● WHAT IS REQUIRED: Set down all of the entries word for word, omitting the images they contain.

● THE DATA:
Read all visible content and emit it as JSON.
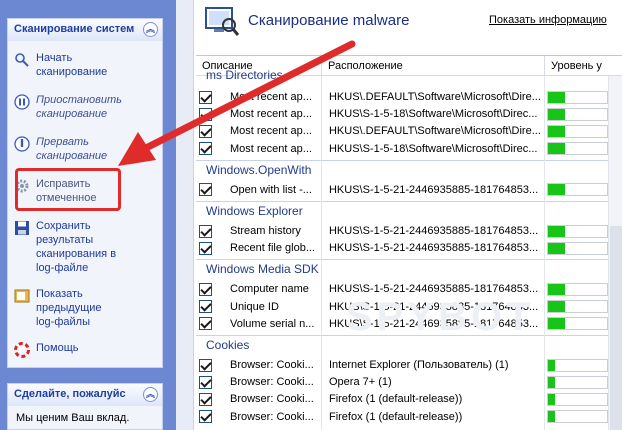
{
  "sidebar": {
    "panel1": {
      "title": "Сканирование систем",
      "tasks": [
        {
          "label": "Начать\nсканирование",
          "icon": "magnifier-icon",
          "state": "normal"
        },
        {
          "label": "Приостановить\nсканирование",
          "icon": "pause-icon",
          "state": "italic"
        },
        {
          "label": "Прервать\nсканирование",
          "icon": "stop-icon",
          "state": "italic"
        },
        {
          "label": "Исправить\nотмеченное",
          "icon": "gear-icon",
          "state": "disabled"
        },
        {
          "label": "Сохранить\nрезультаты\nсканирования в\nlog-файле",
          "icon": "save-icon",
          "state": "normal"
        },
        {
          "label": "Показать\nпредыдущие\nlog-файлы",
          "icon": "log-icon",
          "state": "normal"
        },
        {
          "label": "Помощь",
          "icon": "lifebuoy-icon",
          "state": "normal"
        }
      ]
    },
    "panel2": {
      "title": "Сделайте, пожалуйс",
      "text": "Мы ценим Ваш вклад."
    }
  },
  "main": {
    "title": "Сканирование malware",
    "details_link": "Показать информацию",
    "columns": [
      "Описание",
      "Расположение",
      "Уровень у"
    ],
    "partial_group": "ms Directories",
    "rows": [
      {
        "type": "item",
        "desc": "Most recent ap...",
        "loc": "HKUS\\.DEFAULT\\Software\\Microsoft\\Dire...",
        "level": 0.3
      },
      {
        "type": "item",
        "desc": "Most recent ap...",
        "loc": "HKUS\\S-1-5-18\\Software\\Microsoft\\Direc...",
        "level": 0.3
      },
      {
        "type": "item",
        "desc": "Most recent ap...",
        "loc": "HKUS\\.DEFAULT\\Software\\Microsoft\\Dire...",
        "level": 0.3
      },
      {
        "type": "item",
        "desc": "Most recent ap...",
        "loc": "HKUS\\S-1-5-18\\Software\\Microsoft\\Direc...",
        "level": 0.3
      },
      {
        "type": "group",
        "label": "Windows.OpenWith"
      },
      {
        "type": "item",
        "desc": "Open with list -...",
        "loc": "HKUS\\S-1-5-21-2446935885-181764853...",
        "level": 0.3
      },
      {
        "type": "group",
        "label": "Windows Explorer"
      },
      {
        "type": "item",
        "desc": "Stream history",
        "loc": "HKUS\\S-1-5-21-2446935885-181764853...",
        "level": 0.3
      },
      {
        "type": "item",
        "desc": "Recent file glob...",
        "loc": "HKUS\\S-1-5-21-2446935885-181764853...",
        "level": 0.3
      },
      {
        "type": "group",
        "label": "Windows Media SDK"
      },
      {
        "type": "item",
        "desc": "Computer name",
        "loc": "HKUS\\S-1-5-21-2446935885-181764853...",
        "level": 0.3
      },
      {
        "type": "item",
        "desc": "Unique ID",
        "loc": "HKUS\\S-1-5-21-2446935885-181764853...",
        "level": 0.3
      },
      {
        "type": "item",
        "desc": "Volume serial n...",
        "loc": "HKUS\\S-1-5-21-2446935885-181764853...",
        "level": 0.3
      },
      {
        "type": "group",
        "label": "Cookies"
      },
      {
        "type": "item",
        "desc": "Browser: Cooki...",
        "loc": "Internet Explorer (Пользователь) (1)",
        "level": 0.12
      },
      {
        "type": "item",
        "desc": "Browser: Cooki...",
        "loc": "Opera 7+ (1)",
        "level": 0.12
      },
      {
        "type": "item",
        "desc": "Browser: Cooki...",
        "loc": "Firefox (1 (default-release))",
        "level": 0.12
      },
      {
        "type": "item",
        "desc": "Browser: Cooki...",
        "loc": "Firefox (1 (default-release))",
        "level": 0.12
      }
    ],
    "watermark": "SPYBOT"
  },
  "colors": {
    "level_fill": "#17c417",
    "sidebar_bg": "#6d88d3",
    "highlight": "#e02b2b"
  }
}
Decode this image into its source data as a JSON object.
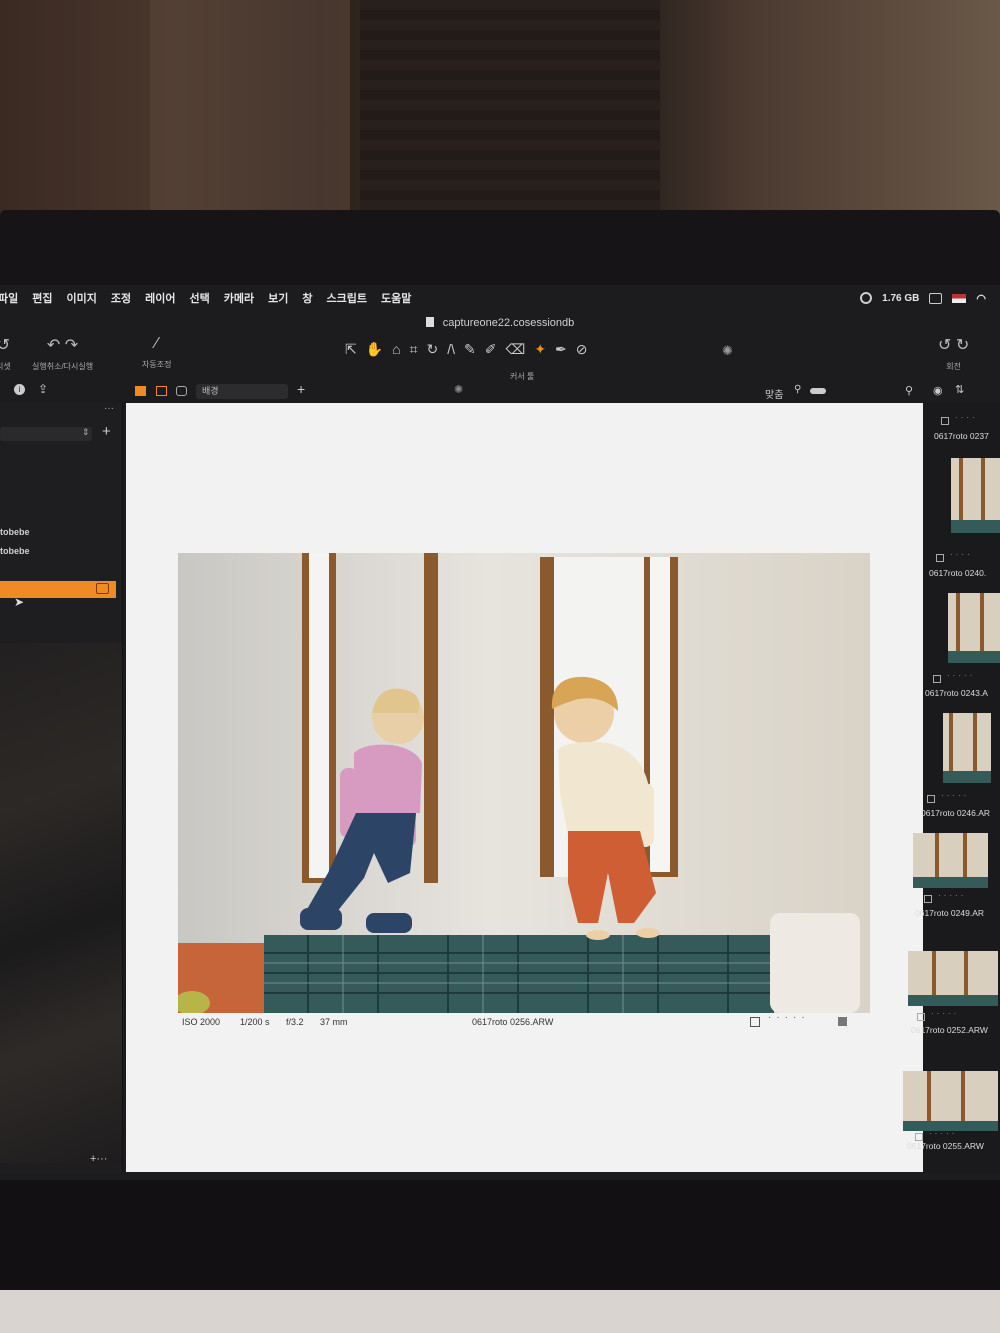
{
  "menubar": {
    "items": [
      "파일",
      "편집",
      "이미지",
      "조정",
      "레이어",
      "선택",
      "카메라",
      "보기",
      "창",
      "스크립트",
      "도움말"
    ],
    "memory": "1.76 GB"
  },
  "window": {
    "title": "captureone22.cosessiondb"
  },
  "toolbar": {
    "reset_label": "리셋",
    "undo_redo_label": "실행취소/다시실행",
    "auto_adjust_label": "자동조정",
    "cursor_tools_label": "커서 툴",
    "rotate_label": "회전"
  },
  "viewer_bar": {
    "background_select": "배경",
    "fit_label": "맞춤"
  },
  "left_panel": {
    "items": [
      "tobebe",
      "tobebe"
    ]
  },
  "viewer": {
    "iso": "ISO 2000",
    "shutter": "1/200 s",
    "aperture": "f/3.2",
    "focal_length": "37 mm",
    "filename": "0617roto 0256.ARW"
  },
  "filmstrip": {
    "thumbnails": [
      "0617roto 0237",
      "0617roto 0240.",
      "0617roto 0243.A",
      "0617roto 0246.AR",
      "0617roto 0249.AR",
      "0617roto 0252.ARW",
      "0617roto 0255.ARW"
    ]
  },
  "colors": {
    "accent": "#f08a24",
    "panel_bg": "#1e1e20",
    "viewer_bg": "#f2f2f2"
  }
}
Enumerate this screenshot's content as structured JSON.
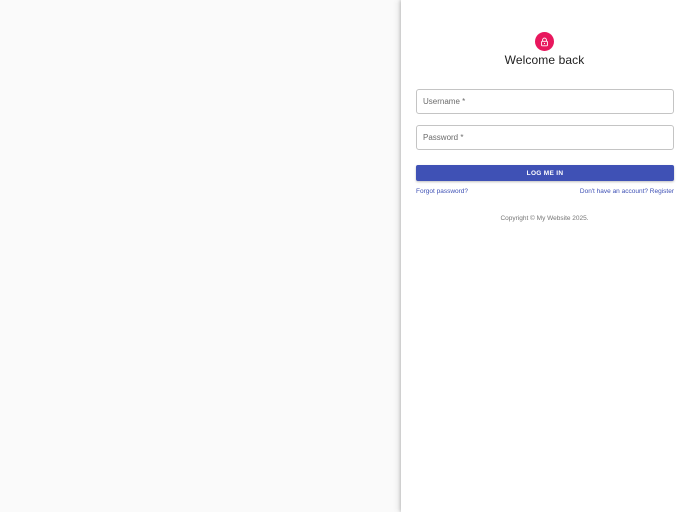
{
  "colors": {
    "page_background": "#fafafa",
    "panel_background": "#ffffff",
    "avatar": "#e8175d",
    "primary": "#3f51b5",
    "link": "#3f51b5"
  },
  "header": {
    "icon": "lock-icon",
    "title": "Welcome back"
  },
  "form": {
    "username_placeholder": "Username *",
    "username_value": "",
    "password_placeholder": "Password *",
    "password_value": "",
    "submit_label": "LOG ME IN"
  },
  "links": {
    "forgot_password": "Forgot password?",
    "register": "Don't have an account? Register"
  },
  "footer": {
    "copyright": "Copyright © My Website 2025."
  }
}
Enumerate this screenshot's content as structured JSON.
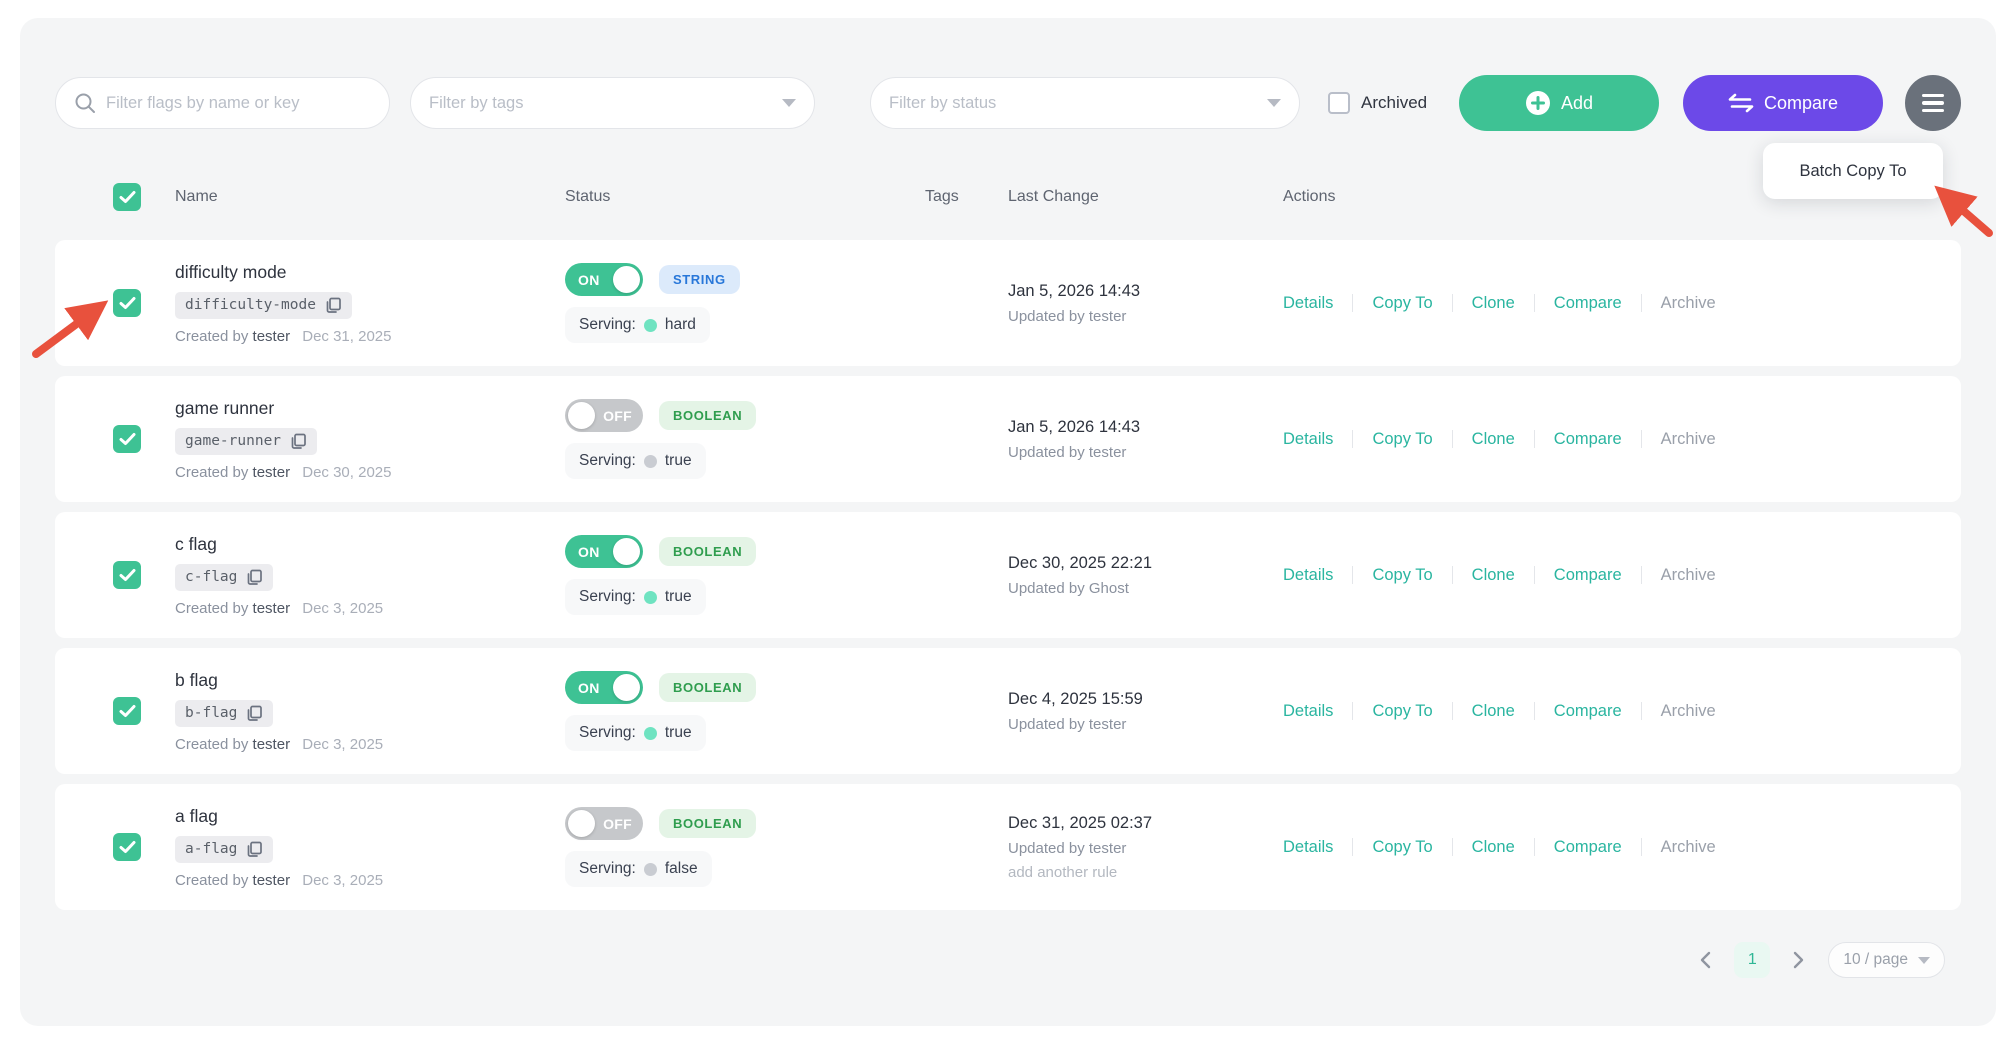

● RESULT OF THIS EXERCISE:
Read all visible content and emit it as JSON.
{
  "sidebar": {
    "panel1": {
      "title": "Сканирование систем",
      "tasks": [
        {
          "label": "Начать\nсканирование",
          "icon": "magnifier-icon",
          "state": "normal"
        },
        {
          "label": "Приостановить\nсканирование",
          "icon": "pause-icon",
          "state": "italic"
        },
        {
          "label": "Прервать\nсканирование",
          "icon": "stop-icon",
          "state": "italic"
        },
        {
          "label": "Исправить\nотмеченное",
          "icon": "gear-icon",
          "state": "disabled"
        },
        {
          "label": "Сохранить\nрезультаты\nсканирования в\nlog-файле",
          "icon": "save-icon",
          "state": "normal"
        },
        {
          "label": "Показать\nпредыдущие\nlog-файлы",
          "icon": "log-icon",
          "state": "normal"
        },
        {
          "label": "Помощь",
          "icon": "lifebuoy-icon",
          "state": "normal"
        }
      ]
    },
    "panel2": {
      "title": "Сделайте, пожалуйс",
      "text": "Мы ценим Ваш вклад."
    }
  },
  "main": {
    "title": "Сканирование malware",
    "details_link": "Показать информацию",
    "columns": [
      "Описание",
      "Расположение",
      "Уровень у"
    ],
    "partial_group": "ms Directories",
    "rows": [
      {
        "type": "item",
        "desc": "Most recent ap...",
        "loc": "HKUS\\.DEFAULT\\Software\\Microsoft\\Dire...",
        "level": 0.3
      },
      {
        "type": "item",
        "desc": "Most recent ap...",
        "loc": "HKUS\\S-1-5-18\\Software\\Microsoft\\Direc...",
        "level": 0.3
      },
      {
        "type": "item",
        "desc": "Most recent ap...",
        "loc": "HKUS\\.DEFAULT\\Software\\Microsoft\\Dire...",
        "level": 0.3
      },
      {
        "type": "item",
        "desc": "Most recent ap...",
        "loc": "HKUS\\S-1-5-18\\Software\\Microsoft\\Direc...",
        "level": 0.3
      },
      {
        "type": "group",
        "label": "Windows.OpenWith"
      },
      {
        "type": "item",
        "desc": "Open with list -...",
        "loc": "HKUS\\S-1-5-21-2446935885-181764853...",
        "level": 0.3
      },
      {
        "type": "group",
        "label": "Windows Explorer"
      },
      {
        "type": "item",
        "desc": "Stream history",
        "loc": "HKUS\\S-1-5-21-2446935885-181764853...",
        "level": 0.3
      },
      {
        "type": "item",
        "desc": "Recent file glob...",
        "loc": "HKUS\\S-1-5-21-2446935885-181764853...",
        "level": 0.3
      },
      {
        "type": "group",
        "label": "Windows Media SDK"
      },
      {
        "type": "item",
        "desc": "Computer name",
        "loc": "HKUS\\S-1-5-21-2446935885-181764853...",
        "level": 0.3
      },
      {
        "type": "item",
        "desc": "Unique ID",
        "loc": "HKUS\\S-1-5-21-2446935885-181764853...",
        "level": 0.3
      },
      {
        "type": "item",
        "desc": "Volume serial n...",
        "loc": "HKUS\\S-1-5-21-2446935885-181764853...",
        "level": 0.3
      },
      {
        "type": "group",
        "label": "Cookies"
      },
      {
        "type": "item",
        "desc": "Browser: Cooki...",
        "loc": "Internet Explorer (Пользователь) (1)",
        "level": 0.12
      },
      {
        "type": "item",
        "desc": "Browser: Cooki...",
        "loc": "Opera 7+ (1)",
        "level": 0.12
      },
      {
        "type": "item",
        "desc": "Browser: Cooki...",
        "loc": "Firefox (1 (default-release))",
        "level": 0.12
      },
      {
        "type": "item",
        "desc": "Browser: Cooki...",
        "loc": "Firefox (1 (default-release))",
        "level": 0.12
      }
    ],
    "watermark": "SPYBOT"
  },
  "colors": {
    "level_fill": "#17c417",
    "sidebar_bg": "#6d88d3",
    "highlight": "#e02b2b"
  }
}
Decode this image into its source data as a JSON object.
{
  "menubar": {
    "items": [
      "파일",
      "편집",
      "이미지",
      "조정",
      "레이어",
      "선택",
      "카메라",
      "보기",
      "창",
      "스크립트",
      "도움말"
    ],
    "memory": "1.76 GB"
  },
  "window": {
    "title": "captureone22.cosessiondb"
  },
  "toolbar": {
    "reset_label": "리셋",
    "undo_redo_label": "실행취소/다시실행",
    "auto_adjust_label": "자동조정",
    "cursor_tools_label": "커서 툴",
    "rotate_label": "회전"
  },
  "viewer_bar": {
    "background_select": "배경",
    "fit_label": "맞춤"
  },
  "left_panel": {
    "items": [
      "tobebe",
      "tobebe"
    ]
  },
  "viewer": {
    "iso": "ISO 2000",
    "shutter": "1/200 s",
    "aperture": "f/3.2",
    "focal_length": "37 mm",
    "filename": "0617roto 0256.ARW"
  },
  "filmstrip": {
    "thumbnails": [
      "0617roto 0237",
      "0617roto 0240.",
      "0617roto 0243.A",
      "0617roto 0246.AR",
      "0617roto 0249.AR",
      "0617roto 0252.ARW",
      "0617roto 0255.ARW"
    ]
  },
  "colors": {
    "accent": "#f08a24",
    "panel_bg": "#1e1e20",
    "viewer_bg": "#f2f2f2"
  }
}
Enumerate this screenshot's content as structured JSON.
{
  "colors": {
    "page_background": "#fafafa",
    "panel_background": "#ffffff",
    "avatar": "#e8175d",
    "primary": "#3f51b5",
    "link": "#3f51b5"
  },
  "header": {
    "icon": "lock-icon",
    "title": "Welcome back"
  },
  "form": {
    "username_placeholder": "Username *",
    "username_value": "",
    "password_placeholder": "Password *",
    "password_value": "",
    "submit_label": "LOG ME IN"
  },
  "links": {
    "forgot_password": "Forgot password?",
    "register": "Don't have an account? Register"
  },
  "footer": {
    "copyright": "Copyright © My Website 2025."
  }
}
Enumerate this screenshot's content as structured JSON.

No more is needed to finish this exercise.